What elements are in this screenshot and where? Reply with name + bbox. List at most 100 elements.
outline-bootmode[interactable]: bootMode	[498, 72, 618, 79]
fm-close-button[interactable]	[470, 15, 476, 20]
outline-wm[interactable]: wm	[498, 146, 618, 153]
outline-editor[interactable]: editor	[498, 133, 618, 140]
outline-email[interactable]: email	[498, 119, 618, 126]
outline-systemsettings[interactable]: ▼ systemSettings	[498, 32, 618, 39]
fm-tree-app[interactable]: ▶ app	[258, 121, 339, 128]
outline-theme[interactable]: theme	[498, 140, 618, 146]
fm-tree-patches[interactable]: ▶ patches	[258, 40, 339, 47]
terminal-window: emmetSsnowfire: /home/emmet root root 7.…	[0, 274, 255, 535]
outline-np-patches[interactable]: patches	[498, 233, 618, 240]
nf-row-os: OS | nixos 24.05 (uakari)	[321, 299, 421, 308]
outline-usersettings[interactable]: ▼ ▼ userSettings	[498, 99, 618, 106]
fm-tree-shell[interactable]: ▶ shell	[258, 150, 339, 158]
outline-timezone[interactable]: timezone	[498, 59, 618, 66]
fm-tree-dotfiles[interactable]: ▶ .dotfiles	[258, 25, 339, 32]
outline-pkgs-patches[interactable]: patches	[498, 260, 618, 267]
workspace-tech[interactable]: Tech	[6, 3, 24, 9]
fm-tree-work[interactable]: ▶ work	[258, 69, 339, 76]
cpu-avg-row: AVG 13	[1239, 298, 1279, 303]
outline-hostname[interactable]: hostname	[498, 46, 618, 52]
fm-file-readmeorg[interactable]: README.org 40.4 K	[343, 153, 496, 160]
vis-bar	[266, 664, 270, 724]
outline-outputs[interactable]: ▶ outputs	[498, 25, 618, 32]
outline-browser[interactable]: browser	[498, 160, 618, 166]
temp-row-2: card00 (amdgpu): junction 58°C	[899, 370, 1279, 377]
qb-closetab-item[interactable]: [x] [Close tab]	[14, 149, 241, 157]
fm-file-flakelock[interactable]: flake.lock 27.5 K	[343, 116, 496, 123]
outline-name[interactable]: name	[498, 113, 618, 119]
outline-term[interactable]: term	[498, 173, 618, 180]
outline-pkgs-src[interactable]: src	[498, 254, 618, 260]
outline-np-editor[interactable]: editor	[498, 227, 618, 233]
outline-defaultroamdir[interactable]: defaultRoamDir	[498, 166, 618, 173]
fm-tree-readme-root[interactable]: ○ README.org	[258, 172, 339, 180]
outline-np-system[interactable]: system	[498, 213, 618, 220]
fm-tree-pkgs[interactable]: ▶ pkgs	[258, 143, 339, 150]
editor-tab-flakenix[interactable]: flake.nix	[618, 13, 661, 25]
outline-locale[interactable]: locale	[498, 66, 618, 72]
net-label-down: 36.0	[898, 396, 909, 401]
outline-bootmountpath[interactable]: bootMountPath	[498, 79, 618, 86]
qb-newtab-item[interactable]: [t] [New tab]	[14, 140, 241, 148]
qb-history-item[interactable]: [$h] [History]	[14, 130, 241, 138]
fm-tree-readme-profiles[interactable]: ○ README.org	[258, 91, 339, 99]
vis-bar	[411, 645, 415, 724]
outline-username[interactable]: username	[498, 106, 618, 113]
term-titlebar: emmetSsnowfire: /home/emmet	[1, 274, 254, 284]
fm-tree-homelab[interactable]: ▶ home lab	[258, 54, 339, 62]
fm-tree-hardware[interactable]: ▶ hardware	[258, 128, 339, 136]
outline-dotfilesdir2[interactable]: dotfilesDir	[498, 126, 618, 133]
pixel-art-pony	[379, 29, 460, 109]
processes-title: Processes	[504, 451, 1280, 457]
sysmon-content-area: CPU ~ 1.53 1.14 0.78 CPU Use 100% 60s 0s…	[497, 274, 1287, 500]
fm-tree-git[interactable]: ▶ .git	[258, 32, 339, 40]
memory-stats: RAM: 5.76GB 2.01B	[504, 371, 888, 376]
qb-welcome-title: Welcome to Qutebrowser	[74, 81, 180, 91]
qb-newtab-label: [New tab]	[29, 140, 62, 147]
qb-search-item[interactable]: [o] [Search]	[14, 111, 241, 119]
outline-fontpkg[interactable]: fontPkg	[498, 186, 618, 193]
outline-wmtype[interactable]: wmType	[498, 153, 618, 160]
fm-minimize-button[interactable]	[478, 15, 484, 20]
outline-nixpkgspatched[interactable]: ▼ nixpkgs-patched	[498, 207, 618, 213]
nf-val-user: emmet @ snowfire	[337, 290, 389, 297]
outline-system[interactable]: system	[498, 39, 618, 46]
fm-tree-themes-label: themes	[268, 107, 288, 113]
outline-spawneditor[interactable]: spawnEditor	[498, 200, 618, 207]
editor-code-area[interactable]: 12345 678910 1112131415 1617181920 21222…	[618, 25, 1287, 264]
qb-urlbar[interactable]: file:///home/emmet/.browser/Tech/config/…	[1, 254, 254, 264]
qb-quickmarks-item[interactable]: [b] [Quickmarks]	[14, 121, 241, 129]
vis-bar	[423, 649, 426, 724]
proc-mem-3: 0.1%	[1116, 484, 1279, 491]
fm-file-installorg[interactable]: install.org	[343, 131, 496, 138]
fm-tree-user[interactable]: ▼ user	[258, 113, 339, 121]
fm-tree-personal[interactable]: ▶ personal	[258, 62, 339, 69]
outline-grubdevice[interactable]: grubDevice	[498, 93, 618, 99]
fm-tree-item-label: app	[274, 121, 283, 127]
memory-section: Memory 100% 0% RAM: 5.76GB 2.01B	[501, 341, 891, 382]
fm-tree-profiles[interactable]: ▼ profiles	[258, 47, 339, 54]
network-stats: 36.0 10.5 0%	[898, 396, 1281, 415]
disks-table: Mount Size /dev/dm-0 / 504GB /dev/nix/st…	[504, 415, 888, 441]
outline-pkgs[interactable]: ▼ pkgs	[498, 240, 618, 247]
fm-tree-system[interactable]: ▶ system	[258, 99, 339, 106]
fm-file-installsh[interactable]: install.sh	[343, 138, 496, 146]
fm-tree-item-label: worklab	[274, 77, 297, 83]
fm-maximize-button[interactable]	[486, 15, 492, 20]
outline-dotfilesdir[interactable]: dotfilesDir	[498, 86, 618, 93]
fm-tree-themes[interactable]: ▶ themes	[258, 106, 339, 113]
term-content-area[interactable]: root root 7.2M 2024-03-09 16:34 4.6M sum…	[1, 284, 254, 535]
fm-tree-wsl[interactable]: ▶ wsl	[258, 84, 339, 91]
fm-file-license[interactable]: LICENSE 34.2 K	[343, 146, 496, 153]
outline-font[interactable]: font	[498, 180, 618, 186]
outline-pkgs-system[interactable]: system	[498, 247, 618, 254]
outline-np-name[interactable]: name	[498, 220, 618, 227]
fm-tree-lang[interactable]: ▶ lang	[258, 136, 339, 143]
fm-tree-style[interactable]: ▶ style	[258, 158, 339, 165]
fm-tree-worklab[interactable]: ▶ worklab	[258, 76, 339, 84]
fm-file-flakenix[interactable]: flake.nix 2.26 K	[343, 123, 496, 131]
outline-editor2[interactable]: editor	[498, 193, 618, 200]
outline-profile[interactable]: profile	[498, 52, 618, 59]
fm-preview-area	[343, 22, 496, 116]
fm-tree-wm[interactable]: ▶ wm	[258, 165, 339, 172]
----------------------------------------
— Exercise requirements —
Select every line of the data above that contains the string "memory", copying each line in full. Case counts.

— Task answer —
memory-stats: RAM: 5.76GB 2.01B	[504, 371, 888, 376]
memory-section: Memory 100% 0% RAM: 5.76GB 2.01B	[501, 341, 891, 382]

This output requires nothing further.